** Problem description **
Gather from the listing below each line that includes the word "title", and copy it.

— start Supplied material —

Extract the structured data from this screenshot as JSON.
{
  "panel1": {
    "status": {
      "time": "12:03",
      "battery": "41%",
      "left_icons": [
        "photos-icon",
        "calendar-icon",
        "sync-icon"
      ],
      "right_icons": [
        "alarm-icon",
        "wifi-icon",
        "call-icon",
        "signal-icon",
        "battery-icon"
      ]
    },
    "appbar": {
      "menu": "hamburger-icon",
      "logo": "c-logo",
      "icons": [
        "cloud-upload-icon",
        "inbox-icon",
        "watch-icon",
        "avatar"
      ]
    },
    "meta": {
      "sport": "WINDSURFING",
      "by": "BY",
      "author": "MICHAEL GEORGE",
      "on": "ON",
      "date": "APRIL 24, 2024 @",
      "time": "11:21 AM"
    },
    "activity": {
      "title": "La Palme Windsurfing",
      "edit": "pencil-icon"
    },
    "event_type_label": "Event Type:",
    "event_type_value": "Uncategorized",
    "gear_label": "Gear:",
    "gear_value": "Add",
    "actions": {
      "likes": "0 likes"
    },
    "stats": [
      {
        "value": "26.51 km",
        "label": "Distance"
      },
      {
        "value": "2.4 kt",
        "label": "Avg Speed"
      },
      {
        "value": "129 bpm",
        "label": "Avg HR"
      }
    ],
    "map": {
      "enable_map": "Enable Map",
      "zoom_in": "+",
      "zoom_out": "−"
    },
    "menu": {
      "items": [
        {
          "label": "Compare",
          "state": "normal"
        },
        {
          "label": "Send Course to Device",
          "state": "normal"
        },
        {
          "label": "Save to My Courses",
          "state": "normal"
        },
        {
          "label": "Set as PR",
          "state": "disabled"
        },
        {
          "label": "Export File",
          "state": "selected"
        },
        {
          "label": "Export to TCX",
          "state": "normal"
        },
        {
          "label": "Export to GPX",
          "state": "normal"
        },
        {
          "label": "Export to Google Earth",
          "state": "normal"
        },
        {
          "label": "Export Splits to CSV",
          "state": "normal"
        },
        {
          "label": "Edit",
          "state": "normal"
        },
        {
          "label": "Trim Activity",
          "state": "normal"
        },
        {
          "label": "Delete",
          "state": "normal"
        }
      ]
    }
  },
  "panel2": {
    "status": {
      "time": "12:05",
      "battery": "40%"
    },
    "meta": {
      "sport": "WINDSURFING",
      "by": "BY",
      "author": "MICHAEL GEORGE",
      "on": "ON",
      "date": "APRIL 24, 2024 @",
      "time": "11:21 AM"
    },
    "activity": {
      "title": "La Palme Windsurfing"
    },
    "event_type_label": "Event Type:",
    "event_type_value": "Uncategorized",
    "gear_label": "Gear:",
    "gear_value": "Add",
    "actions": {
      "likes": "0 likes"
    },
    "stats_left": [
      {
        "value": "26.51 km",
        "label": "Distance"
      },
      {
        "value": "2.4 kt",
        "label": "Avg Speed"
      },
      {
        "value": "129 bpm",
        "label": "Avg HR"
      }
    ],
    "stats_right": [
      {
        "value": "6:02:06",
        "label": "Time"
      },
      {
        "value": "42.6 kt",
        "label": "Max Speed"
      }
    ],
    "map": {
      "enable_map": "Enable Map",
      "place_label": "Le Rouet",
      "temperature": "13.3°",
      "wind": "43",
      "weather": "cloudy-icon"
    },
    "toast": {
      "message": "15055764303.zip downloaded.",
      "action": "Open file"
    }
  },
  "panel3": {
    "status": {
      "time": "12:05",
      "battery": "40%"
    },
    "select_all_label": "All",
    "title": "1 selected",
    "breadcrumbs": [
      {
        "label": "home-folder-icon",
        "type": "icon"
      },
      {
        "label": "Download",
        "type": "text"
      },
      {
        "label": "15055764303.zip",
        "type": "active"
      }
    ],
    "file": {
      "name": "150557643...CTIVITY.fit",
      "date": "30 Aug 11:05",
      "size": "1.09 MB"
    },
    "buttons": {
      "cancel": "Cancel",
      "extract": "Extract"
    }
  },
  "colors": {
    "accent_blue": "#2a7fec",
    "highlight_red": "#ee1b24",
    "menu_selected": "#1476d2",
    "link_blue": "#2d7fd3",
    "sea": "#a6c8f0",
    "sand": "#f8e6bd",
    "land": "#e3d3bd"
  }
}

— end Supplied material —

** Correct response **
      "title": "La Palme Windsurfing",
      "title": "La Palme Windsurfing"
    "title": "1 selected",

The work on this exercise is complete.